Data:
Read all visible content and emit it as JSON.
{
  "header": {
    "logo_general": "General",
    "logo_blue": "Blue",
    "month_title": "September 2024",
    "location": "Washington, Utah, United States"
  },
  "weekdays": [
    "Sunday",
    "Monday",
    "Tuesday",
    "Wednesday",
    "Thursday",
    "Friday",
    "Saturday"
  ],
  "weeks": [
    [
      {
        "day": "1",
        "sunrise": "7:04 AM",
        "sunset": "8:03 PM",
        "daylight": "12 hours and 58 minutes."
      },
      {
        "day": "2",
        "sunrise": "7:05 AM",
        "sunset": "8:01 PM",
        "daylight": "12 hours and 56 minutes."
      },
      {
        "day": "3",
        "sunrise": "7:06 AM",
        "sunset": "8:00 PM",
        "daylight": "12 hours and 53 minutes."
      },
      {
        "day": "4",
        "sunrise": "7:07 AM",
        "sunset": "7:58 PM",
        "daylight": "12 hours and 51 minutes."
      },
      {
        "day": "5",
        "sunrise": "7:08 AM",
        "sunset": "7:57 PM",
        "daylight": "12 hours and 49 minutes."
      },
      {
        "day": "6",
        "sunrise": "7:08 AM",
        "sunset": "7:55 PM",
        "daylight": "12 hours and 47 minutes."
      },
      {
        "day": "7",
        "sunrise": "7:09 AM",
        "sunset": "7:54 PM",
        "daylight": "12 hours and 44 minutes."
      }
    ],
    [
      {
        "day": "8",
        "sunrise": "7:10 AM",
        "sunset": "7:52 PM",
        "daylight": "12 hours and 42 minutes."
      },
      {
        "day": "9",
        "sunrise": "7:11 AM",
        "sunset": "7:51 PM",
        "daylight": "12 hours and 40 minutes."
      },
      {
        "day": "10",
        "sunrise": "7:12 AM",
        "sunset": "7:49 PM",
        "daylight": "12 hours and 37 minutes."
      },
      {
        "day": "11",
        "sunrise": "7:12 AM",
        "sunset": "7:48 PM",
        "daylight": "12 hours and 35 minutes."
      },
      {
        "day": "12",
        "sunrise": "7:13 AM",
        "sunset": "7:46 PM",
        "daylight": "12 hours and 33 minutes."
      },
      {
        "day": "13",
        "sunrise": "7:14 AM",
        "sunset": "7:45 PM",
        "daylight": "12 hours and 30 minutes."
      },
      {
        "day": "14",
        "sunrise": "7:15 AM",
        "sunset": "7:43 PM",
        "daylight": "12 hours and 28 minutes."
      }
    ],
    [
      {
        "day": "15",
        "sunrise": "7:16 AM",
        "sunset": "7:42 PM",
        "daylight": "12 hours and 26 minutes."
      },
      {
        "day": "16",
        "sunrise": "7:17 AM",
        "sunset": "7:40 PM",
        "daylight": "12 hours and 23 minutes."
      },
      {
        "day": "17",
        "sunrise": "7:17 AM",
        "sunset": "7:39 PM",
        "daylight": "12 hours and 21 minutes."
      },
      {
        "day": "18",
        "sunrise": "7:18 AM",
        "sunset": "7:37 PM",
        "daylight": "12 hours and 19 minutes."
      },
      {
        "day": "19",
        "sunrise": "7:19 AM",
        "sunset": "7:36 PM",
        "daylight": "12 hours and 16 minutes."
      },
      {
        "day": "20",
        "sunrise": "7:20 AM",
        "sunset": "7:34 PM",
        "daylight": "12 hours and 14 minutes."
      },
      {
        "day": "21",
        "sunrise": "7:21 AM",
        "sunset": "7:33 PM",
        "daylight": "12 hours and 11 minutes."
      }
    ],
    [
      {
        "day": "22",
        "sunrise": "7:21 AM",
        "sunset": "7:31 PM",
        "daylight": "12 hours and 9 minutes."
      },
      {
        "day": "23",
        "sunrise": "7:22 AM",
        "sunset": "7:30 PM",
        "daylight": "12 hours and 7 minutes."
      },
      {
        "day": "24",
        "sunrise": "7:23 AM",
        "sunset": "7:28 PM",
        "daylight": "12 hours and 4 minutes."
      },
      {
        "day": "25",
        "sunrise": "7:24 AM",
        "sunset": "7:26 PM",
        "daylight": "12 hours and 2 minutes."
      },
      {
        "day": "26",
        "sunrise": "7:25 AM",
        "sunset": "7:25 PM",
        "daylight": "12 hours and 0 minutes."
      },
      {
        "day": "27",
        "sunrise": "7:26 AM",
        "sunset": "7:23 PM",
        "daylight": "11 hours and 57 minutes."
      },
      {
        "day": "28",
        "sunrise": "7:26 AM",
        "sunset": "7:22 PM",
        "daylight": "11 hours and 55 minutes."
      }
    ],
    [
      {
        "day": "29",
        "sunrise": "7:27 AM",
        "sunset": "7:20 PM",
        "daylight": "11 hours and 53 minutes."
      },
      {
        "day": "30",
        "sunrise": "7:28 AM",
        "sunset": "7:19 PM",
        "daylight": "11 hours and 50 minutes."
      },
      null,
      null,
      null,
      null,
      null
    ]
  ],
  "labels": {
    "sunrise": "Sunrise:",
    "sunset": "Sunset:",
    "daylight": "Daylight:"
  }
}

Work to complete: The records above must be repeated exactly, every one of them.

Result of this task:
Read all visible content and emit it as JSON.
{
  "header": {
    "logo_general": "General",
    "logo_blue": "Blue",
    "month_title": "September 2024",
    "location": "Washington, Utah, United States"
  },
  "weekdays": [
    "Sunday",
    "Monday",
    "Tuesday",
    "Wednesday",
    "Thursday",
    "Friday",
    "Saturday"
  ],
  "weeks": [
    [
      {
        "day": "1",
        "sunrise": "7:04 AM",
        "sunset": "8:03 PM",
        "daylight": "12 hours and 58 minutes."
      },
      {
        "day": "2",
        "sunrise": "7:05 AM",
        "sunset": "8:01 PM",
        "daylight": "12 hours and 56 minutes."
      },
      {
        "day": "3",
        "sunrise": "7:06 AM",
        "sunset": "8:00 PM",
        "daylight": "12 hours and 53 minutes."
      },
      {
        "day": "4",
        "sunrise": "7:07 AM",
        "sunset": "7:58 PM",
        "daylight": "12 hours and 51 minutes."
      },
      {
        "day": "5",
        "sunrise": "7:08 AM",
        "sunset": "7:57 PM",
        "daylight": "12 hours and 49 minutes."
      },
      {
        "day": "6",
        "sunrise": "7:08 AM",
        "sunset": "7:55 PM",
        "daylight": "12 hours and 47 minutes."
      },
      {
        "day": "7",
        "sunrise": "7:09 AM",
        "sunset": "7:54 PM",
        "daylight": "12 hours and 44 minutes."
      }
    ],
    [
      {
        "day": "8",
        "sunrise": "7:10 AM",
        "sunset": "7:52 PM",
        "daylight": "12 hours and 42 minutes."
      },
      {
        "day": "9",
        "sunrise": "7:11 AM",
        "sunset": "7:51 PM",
        "daylight": "12 hours and 40 minutes."
      },
      {
        "day": "10",
        "sunrise": "7:12 AM",
        "sunset": "7:49 PM",
        "daylight": "12 hours and 37 minutes."
      },
      {
        "day": "11",
        "sunrise": "7:12 AM",
        "sunset": "7:48 PM",
        "daylight": "12 hours and 35 minutes."
      },
      {
        "day": "12",
        "sunrise": "7:13 AM",
        "sunset": "7:46 PM",
        "daylight": "12 hours and 33 minutes."
      },
      {
        "day": "13",
        "sunrise": "7:14 AM",
        "sunset": "7:45 PM",
        "daylight": "12 hours and 30 minutes."
      },
      {
        "day": "14",
        "sunrise": "7:15 AM",
        "sunset": "7:43 PM",
        "daylight": "12 hours and 28 minutes."
      }
    ],
    [
      {
        "day": "15",
        "sunrise": "7:16 AM",
        "sunset": "7:42 PM",
        "daylight": "12 hours and 26 minutes."
      },
      {
        "day": "16",
        "sunrise": "7:17 AM",
        "sunset": "7:40 PM",
        "daylight": "12 hours and 23 minutes."
      },
      {
        "day": "17",
        "sunrise": "7:17 AM",
        "sunset": "7:39 PM",
        "daylight": "12 hours and 21 minutes."
      },
      {
        "day": "18",
        "sunrise": "7:18 AM",
        "sunset": "7:37 PM",
        "daylight": "12 hours and 19 minutes."
      },
      {
        "day": "19",
        "sunrise": "7:19 AM",
        "sunset": "7:36 PM",
        "daylight": "12 hours and 16 minutes."
      },
      {
        "day": "20",
        "sunrise": "7:20 AM",
        "sunset": "7:34 PM",
        "daylight": "12 hours and 14 minutes."
      },
      {
        "day": "21",
        "sunrise": "7:21 AM",
        "sunset": "7:33 PM",
        "daylight": "12 hours and 11 minutes."
      }
    ],
    [
      {
        "day": "22",
        "sunrise": "7:21 AM",
        "sunset": "7:31 PM",
        "daylight": "12 hours and 9 minutes."
      },
      {
        "day": "23",
        "sunrise": "7:22 AM",
        "sunset": "7:30 PM",
        "daylight": "12 hours and 7 minutes."
      },
      {
        "day": "24",
        "sunrise": "7:23 AM",
        "sunset": "7:28 PM",
        "daylight": "12 hours and 4 minutes."
      },
      {
        "day": "25",
        "sunrise": "7:24 AM",
        "sunset": "7:26 PM",
        "daylight": "12 hours and 2 minutes."
      },
      {
        "day": "26",
        "sunrise": "7:25 AM",
        "sunset": "7:25 PM",
        "daylight": "12 hours and 0 minutes."
      },
      {
        "day": "27",
        "sunrise": "7:26 AM",
        "sunset": "7:23 PM",
        "daylight": "11 hours and 57 minutes."
      },
      {
        "day": "28",
        "sunrise": "7:26 AM",
        "sunset": "7:22 PM",
        "daylight": "11 hours and 55 minutes."
      }
    ],
    [
      {
        "day": "29",
        "sunrise": "7:27 AM",
        "sunset": "7:20 PM",
        "daylight": "11 hours and 53 minutes."
      },
      {
        "day": "30",
        "sunrise": "7:28 AM",
        "sunset": "7:19 PM",
        "daylight": "11 hours and 50 minutes."
      },
      null,
      null,
      null,
      null,
      null
    ]
  ],
  "labels": {
    "sunrise": "Sunrise:",
    "sunset": "Sunset:",
    "daylight": "Daylight:"
  }
}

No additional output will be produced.